Gather every line that includes the word "TCKN", please.

§ TASK INPUT
═══

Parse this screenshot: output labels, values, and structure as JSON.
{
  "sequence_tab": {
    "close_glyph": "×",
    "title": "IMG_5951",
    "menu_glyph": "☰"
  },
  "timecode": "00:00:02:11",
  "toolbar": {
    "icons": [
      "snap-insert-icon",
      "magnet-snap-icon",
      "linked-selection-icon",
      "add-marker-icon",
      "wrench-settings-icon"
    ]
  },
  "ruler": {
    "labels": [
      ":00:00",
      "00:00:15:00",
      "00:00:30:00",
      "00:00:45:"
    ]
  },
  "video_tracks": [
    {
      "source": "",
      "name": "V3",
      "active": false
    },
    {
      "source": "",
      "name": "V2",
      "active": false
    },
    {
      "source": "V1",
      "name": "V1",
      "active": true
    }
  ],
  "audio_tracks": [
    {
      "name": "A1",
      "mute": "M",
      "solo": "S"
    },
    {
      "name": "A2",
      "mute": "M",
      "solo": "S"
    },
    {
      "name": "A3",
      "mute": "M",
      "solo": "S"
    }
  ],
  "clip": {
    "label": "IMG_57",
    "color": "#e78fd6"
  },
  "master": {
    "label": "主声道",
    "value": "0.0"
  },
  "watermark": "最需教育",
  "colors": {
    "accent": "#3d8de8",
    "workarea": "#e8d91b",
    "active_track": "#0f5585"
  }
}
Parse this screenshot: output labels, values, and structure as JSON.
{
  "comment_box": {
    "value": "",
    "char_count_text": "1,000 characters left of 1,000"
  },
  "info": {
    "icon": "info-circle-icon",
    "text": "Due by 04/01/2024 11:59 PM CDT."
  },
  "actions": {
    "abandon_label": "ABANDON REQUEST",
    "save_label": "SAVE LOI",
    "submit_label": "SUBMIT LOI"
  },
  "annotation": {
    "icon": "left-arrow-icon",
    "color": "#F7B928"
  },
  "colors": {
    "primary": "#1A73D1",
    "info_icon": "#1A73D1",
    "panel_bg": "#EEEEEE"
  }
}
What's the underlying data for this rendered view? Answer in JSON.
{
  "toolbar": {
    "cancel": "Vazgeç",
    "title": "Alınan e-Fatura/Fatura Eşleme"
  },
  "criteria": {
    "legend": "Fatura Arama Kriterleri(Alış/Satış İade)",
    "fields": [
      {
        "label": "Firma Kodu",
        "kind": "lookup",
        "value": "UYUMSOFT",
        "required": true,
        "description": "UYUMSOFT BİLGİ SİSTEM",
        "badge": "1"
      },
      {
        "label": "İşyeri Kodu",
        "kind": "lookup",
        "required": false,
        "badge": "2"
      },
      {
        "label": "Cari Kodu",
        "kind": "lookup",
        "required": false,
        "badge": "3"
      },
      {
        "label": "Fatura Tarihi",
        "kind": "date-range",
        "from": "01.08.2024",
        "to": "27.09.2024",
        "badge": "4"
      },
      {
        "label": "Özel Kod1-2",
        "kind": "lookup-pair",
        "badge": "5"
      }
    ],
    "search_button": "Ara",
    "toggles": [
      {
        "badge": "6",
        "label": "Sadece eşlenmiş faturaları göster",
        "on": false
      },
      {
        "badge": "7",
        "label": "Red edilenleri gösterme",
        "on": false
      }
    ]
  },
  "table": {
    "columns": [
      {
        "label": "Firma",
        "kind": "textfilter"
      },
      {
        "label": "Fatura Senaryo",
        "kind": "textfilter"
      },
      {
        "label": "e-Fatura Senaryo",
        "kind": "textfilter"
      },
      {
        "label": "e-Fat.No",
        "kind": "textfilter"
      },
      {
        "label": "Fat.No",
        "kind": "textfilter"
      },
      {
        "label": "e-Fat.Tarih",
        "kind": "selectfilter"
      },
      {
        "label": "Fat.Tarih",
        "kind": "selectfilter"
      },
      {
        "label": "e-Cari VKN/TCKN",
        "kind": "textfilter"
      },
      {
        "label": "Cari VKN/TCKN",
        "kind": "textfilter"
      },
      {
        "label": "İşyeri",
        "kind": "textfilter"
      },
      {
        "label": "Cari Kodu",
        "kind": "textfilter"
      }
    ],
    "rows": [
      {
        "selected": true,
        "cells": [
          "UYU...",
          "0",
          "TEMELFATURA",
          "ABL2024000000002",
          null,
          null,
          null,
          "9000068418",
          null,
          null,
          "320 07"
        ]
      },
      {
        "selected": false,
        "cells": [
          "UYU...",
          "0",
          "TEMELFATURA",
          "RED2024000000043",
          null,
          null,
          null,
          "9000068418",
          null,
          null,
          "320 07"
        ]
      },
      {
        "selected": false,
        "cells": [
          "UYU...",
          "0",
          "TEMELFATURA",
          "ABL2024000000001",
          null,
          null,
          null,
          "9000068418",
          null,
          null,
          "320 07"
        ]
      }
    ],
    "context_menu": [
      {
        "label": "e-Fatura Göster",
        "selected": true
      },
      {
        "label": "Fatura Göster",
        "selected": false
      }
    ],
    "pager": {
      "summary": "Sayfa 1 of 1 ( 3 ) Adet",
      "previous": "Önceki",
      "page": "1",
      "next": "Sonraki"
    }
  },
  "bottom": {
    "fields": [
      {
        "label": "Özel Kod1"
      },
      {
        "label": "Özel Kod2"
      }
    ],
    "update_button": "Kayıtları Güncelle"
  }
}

═══

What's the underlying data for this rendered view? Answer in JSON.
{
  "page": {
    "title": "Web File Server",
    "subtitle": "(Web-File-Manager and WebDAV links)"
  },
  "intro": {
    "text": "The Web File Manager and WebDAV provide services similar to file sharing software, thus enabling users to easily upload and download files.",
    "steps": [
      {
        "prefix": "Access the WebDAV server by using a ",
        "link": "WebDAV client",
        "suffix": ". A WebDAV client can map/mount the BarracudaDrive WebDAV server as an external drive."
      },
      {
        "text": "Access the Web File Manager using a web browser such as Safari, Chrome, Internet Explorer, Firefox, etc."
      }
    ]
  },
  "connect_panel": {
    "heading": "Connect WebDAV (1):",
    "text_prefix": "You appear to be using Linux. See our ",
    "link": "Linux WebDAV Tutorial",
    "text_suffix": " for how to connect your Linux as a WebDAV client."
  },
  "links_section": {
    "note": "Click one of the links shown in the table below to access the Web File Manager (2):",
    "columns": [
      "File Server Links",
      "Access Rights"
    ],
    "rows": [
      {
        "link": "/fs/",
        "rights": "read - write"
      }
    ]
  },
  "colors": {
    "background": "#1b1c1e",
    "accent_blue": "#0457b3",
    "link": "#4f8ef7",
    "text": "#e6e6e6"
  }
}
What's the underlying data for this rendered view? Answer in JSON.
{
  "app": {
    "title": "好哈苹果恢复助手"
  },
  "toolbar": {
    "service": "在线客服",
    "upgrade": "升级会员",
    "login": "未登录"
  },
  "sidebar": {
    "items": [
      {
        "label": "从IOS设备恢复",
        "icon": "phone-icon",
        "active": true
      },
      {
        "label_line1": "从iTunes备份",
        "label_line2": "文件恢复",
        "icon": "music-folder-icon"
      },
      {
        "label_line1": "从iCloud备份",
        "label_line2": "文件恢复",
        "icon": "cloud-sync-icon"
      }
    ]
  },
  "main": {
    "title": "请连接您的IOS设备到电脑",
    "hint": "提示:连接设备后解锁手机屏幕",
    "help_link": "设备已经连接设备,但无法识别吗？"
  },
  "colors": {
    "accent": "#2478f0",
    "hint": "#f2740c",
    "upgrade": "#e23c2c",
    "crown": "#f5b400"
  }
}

═══

§ PROBLEM SOLUTION
        "label": "e-Cari VKN/TCKN",
        "label": "Cari VKN/TCKN",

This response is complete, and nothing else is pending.